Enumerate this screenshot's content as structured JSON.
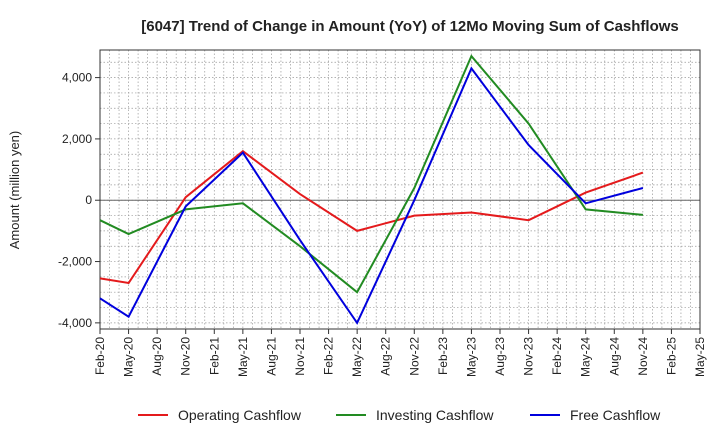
{
  "chart_data": {
    "type": "line",
    "title": "[6047]  Trend of Change in Amount (YoY) of 12Mo Moving Sum of Cashflows",
    "xlabel": "",
    "ylabel": "Amount (million yen)",
    "ylim": [
      -4200,
      4900
    ],
    "yticks": [
      -4000,
      -2000,
      0,
      2000,
      4000
    ],
    "ytick_labels": [
      "-4,000",
      "-2,000",
      "0",
      "2,000",
      "4,000"
    ],
    "grid": true,
    "legend_position": "bottom",
    "categories": [
      "Feb-20",
      "May-20",
      "Aug-20",
      "Nov-20",
      "Feb-21",
      "May-21",
      "Aug-21",
      "Nov-21",
      "Feb-22",
      "May-22",
      "Aug-22",
      "Nov-22",
      "Feb-23",
      "May-23",
      "Aug-23",
      "Nov-23",
      "Feb-24",
      "May-24",
      "Aug-24",
      "Nov-24",
      "Feb-25",
      "May-25"
    ],
    "series": [
      {
        "name": "Operating Cashflow",
        "color": "#e41a1c",
        "values": [
          -2550,
          -2700,
          null,
          100,
          null,
          1600,
          null,
          200,
          null,
          -1000,
          null,
          -500,
          null,
          -400,
          null,
          -650,
          null,
          250,
          null,
          900,
          null,
          null
        ]
      },
      {
        "name": "Investing Cashflow",
        "color": "#228b22",
        "values": [
          -650,
          -1100,
          null,
          -300,
          null,
          -100,
          null,
          -1500,
          null,
          -3000,
          null,
          400,
          null,
          4700,
          null,
          2500,
          null,
          -300,
          null,
          -480,
          null,
          null
        ]
      },
      {
        "name": "Free Cashflow",
        "color": "#0000dd",
        "values": [
          -3200,
          -3800,
          null,
          -200,
          null,
          1550,
          null,
          -1300,
          null,
          -4000,
          null,
          0,
          null,
          4300,
          null,
          1800,
          null,
          -100,
          null,
          400,
          null,
          null
        ]
      }
    ]
  }
}
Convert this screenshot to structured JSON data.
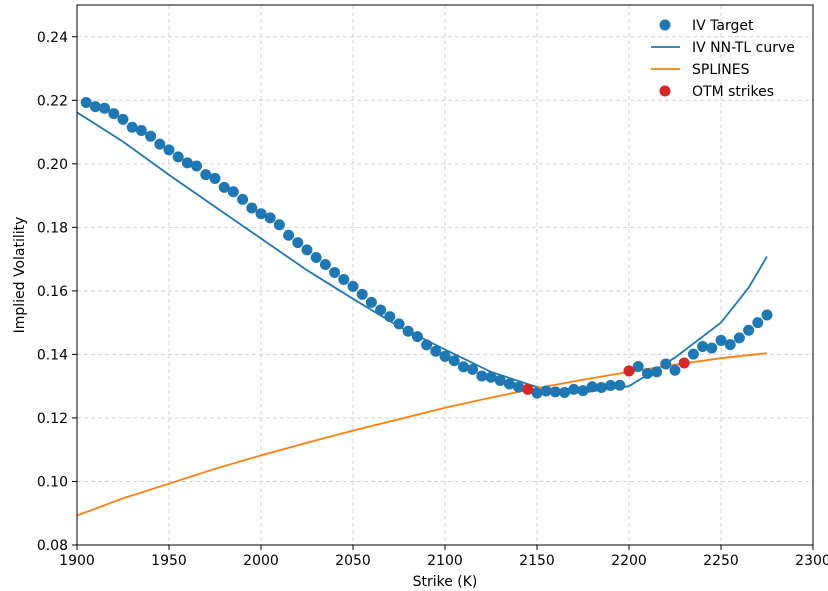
{
  "chart_data": {
    "type": "scatter",
    "xlabel": "Strike (K)",
    "ylabel": "Implied Volatility",
    "xlim": [
      1900,
      2300
    ],
    "ylim": [
      0.08,
      0.25
    ],
    "xticks": [
      "1900",
      "1950",
      "2000",
      "2050",
      "2100",
      "2150",
      "2200",
      "2250",
      "2300"
    ],
    "yticks": [
      "0.08",
      "0.10",
      "0.12",
      "0.14",
      "0.16",
      "0.18",
      "0.20",
      "0.22",
      "0.24"
    ],
    "grid": true,
    "legend_position": "top-right",
    "series": [
      {
        "name": "IV Target",
        "kind": "scatter",
        "color": "#1f77b4",
        "x": [
          1905,
          1910,
          1915,
          1920,
          1925,
          1930,
          1935,
          1940,
          1945,
          1950,
          1955,
          1960,
          1965,
          1970,
          1975,
          1980,
          1985,
          1990,
          1995,
          2000,
          2005,
          2010,
          2015,
          2020,
          2025,
          2030,
          2035,
          2040,
          2045,
          2050,
          2055,
          2060,
          2065,
          2070,
          2075,
          2080,
          2085,
          2090,
          2095,
          2100,
          2105,
          2110,
          2115,
          2120,
          2125,
          2130,
          2135,
          2140,
          2150,
          2155,
          2160,
          2165,
          2170,
          2175,
          2180,
          2185,
          2190,
          2195,
          2205,
          2210,
          2215,
          2220,
          2225,
          2235,
          2240,
          2245,
          2250,
          2255,
          2260,
          2265,
          2270,
          2275
        ],
        "y": [
          0.2193,
          0.218,
          0.2175,
          0.2158,
          0.214,
          0.2115,
          0.2105,
          0.2087,
          0.2062,
          0.2044,
          0.2022,
          0.2003,
          0.1993,
          0.1966,
          0.1954,
          0.1926,
          0.1912,
          0.1888,
          0.1861,
          0.1843,
          0.183,
          0.1808,
          0.1775,
          0.1752,
          0.1729,
          0.1705,
          0.1683,
          0.1658,
          0.1636,
          0.1614,
          0.1589,
          0.1564,
          0.154,
          0.1519,
          0.1496,
          0.1473,
          0.1456,
          0.143,
          0.141,
          0.1394,
          0.138,
          0.1361,
          0.1353,
          0.1332,
          0.1328,
          0.1318,
          0.1307,
          0.1297,
          0.1278,
          0.1285,
          0.1282,
          0.128,
          0.129,
          0.1286,
          0.1298,
          0.1296,
          0.1302,
          0.1303,
          0.1362,
          0.134,
          0.1345,
          0.137,
          0.135,
          0.1401,
          0.1425,
          0.142,
          0.1444,
          0.1431,
          0.1452,
          0.1476,
          0.15,
          0.1524
        ]
      },
      {
        "name": "IV NN-TL curve",
        "kind": "line",
        "color": "#1f77b4",
        "x": [
          1900,
          1925,
          1950,
          1975,
          2000,
          2025,
          2050,
          2075,
          2100,
          2125,
          2150,
          2175,
          2200,
          2225,
          2250,
          2265,
          2275
        ],
        "y": [
          0.2162,
          0.207,
          0.1965,
          0.1865,
          0.1765,
          0.1665,
          0.1575,
          0.1488,
          0.1415,
          0.1345,
          0.1297,
          0.128,
          0.13,
          0.139,
          0.15,
          0.161,
          0.1708
        ]
      },
      {
        "name": "SPLINES",
        "kind": "line",
        "color": "#ff7f0e",
        "x": [
          1900,
          1925,
          1950,
          1975,
          2000,
          2025,
          2050,
          2075,
          2100,
          2125,
          2150,
          2175,
          2200,
          2225,
          2250,
          2275
        ],
        "y": [
          0.0893,
          0.0947,
          0.0993,
          0.104,
          0.1082,
          0.1122,
          0.116,
          0.1196,
          0.1232,
          0.1264,
          0.1294,
          0.132,
          0.1345,
          0.1368,
          0.1388,
          0.1404
        ]
      },
      {
        "name": "OTM strikes",
        "kind": "scatter",
        "color": "#d62728",
        "x": [
          2145,
          2200,
          2230
        ],
        "y": [
          0.129,
          0.1348,
          0.1373
        ]
      }
    ]
  }
}
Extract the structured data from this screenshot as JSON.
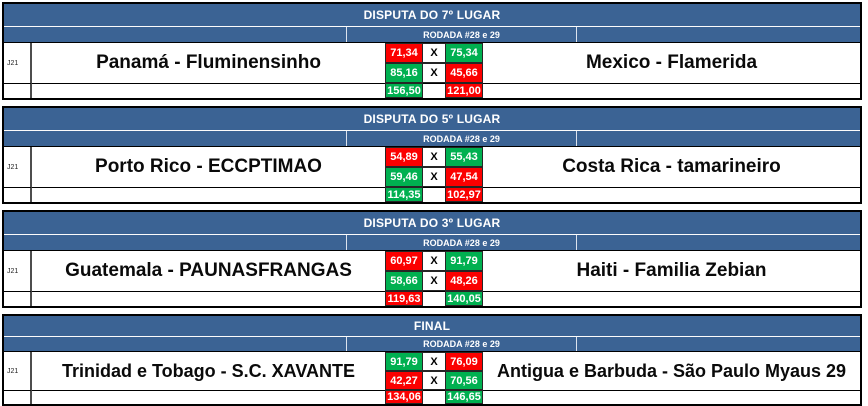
{
  "colors": {
    "header_blue": "#3b6394",
    "win_green": "#00b050",
    "loss_red": "#fb0000",
    "table_border": "#000000"
  },
  "round_label": "RODADA #28 e 29",
  "versus_label": "X",
  "matches": [
    {
      "title": "DISPUTA DO 7º LUGAR",
      "game_id": "J21",
      "home": {
        "name": "Panamá - Fluminensinho",
        "legs": [
          {
            "value": "71,34",
            "result": "loss"
          },
          {
            "value": "85,16",
            "result": "win"
          }
        ],
        "total": {
          "value": "156,50",
          "result": "win"
        }
      },
      "away": {
        "name": "Mexico - Flamerida",
        "legs": [
          {
            "value": "75,34",
            "result": "win"
          },
          {
            "value": "45,66",
            "result": "loss"
          }
        ],
        "total": {
          "value": "121,00",
          "result": "loss"
        }
      }
    },
    {
      "title": "DISPUTA DO 5º LUGAR",
      "game_id": "J21",
      "home": {
        "name": "Porto Rico - ECCPTIMAO",
        "legs": [
          {
            "value": "54,89",
            "result": "loss"
          },
          {
            "value": "59,46",
            "result": "win"
          }
        ],
        "total": {
          "value": "114,35",
          "result": "win"
        }
      },
      "away": {
        "name": "Costa Rica - tamarineiro",
        "legs": [
          {
            "value": "55,43",
            "result": "win"
          },
          {
            "value": "47,54",
            "result": "loss"
          }
        ],
        "total": {
          "value": "102,97",
          "result": "loss"
        }
      }
    },
    {
      "title": "DISPUTA DO 3º LUGAR",
      "game_id": "J21",
      "home": {
        "name": "Guatemala - PAUNASFRANGAS",
        "legs": [
          {
            "value": "60,97",
            "result": "loss"
          },
          {
            "value": "58,66",
            "result": "win"
          }
        ],
        "total": {
          "value": "119,63",
          "result": "loss"
        }
      },
      "away": {
        "name": "Haiti - Familia Zebian",
        "legs": [
          {
            "value": "91,79",
            "result": "win"
          },
          {
            "value": "48,26",
            "result": "loss"
          }
        ],
        "total": {
          "value": "140,05",
          "result": "win"
        }
      }
    },
    {
      "title": "FINAL",
      "game_id": "J21",
      "home": {
        "name": "Trinidad e Tobago - S.C. XAVANTE",
        "legs": [
          {
            "value": "91,79",
            "result": "win"
          },
          {
            "value": "42,27",
            "result": "loss"
          }
        ],
        "total": {
          "value": "134,06",
          "result": "loss"
        }
      },
      "away": {
        "name": "Antigua e Barbuda - São Paulo Myaus 29",
        "legs": [
          {
            "value": "76,09",
            "result": "loss"
          },
          {
            "value": "70,56",
            "result": "win"
          }
        ],
        "total": {
          "value": "146,65",
          "result": "win"
        }
      }
    }
  ]
}
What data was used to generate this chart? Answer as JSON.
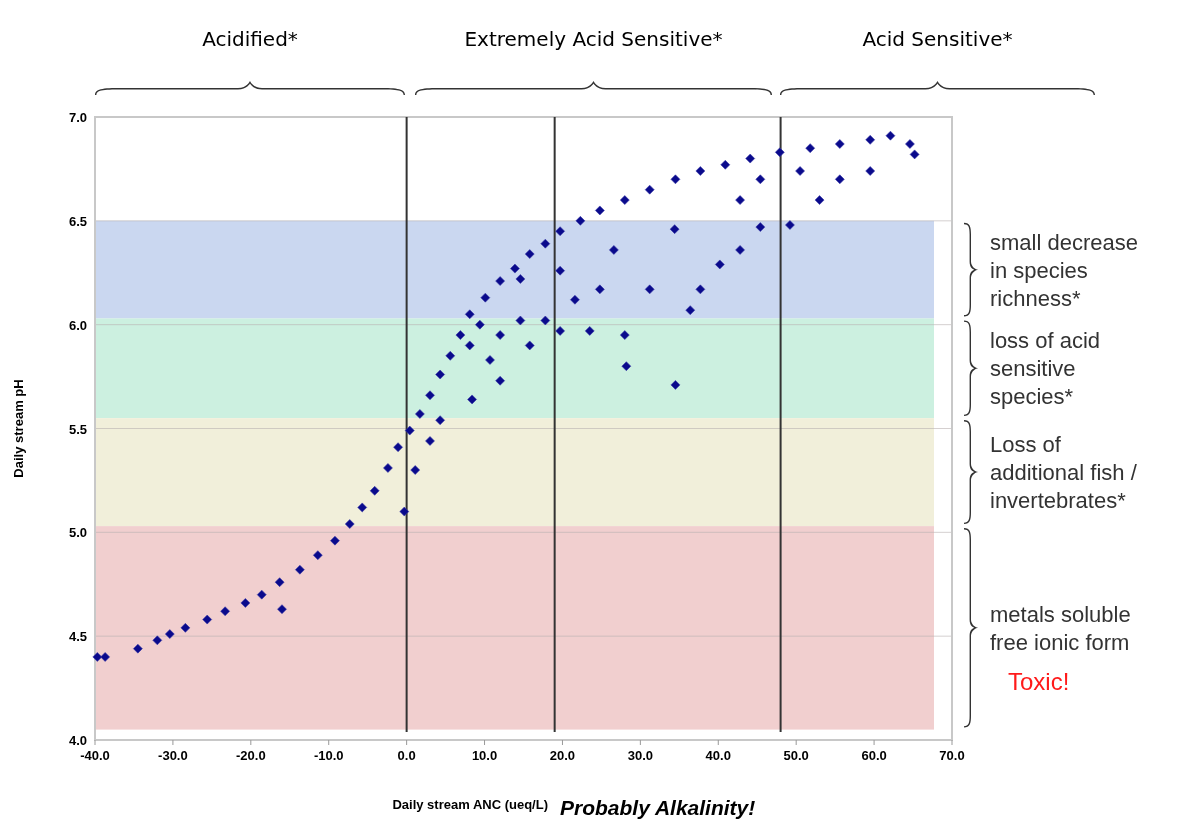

## What you will do
Give the count of lines that hold the word "JSON", with nothing added.

## Answer below
4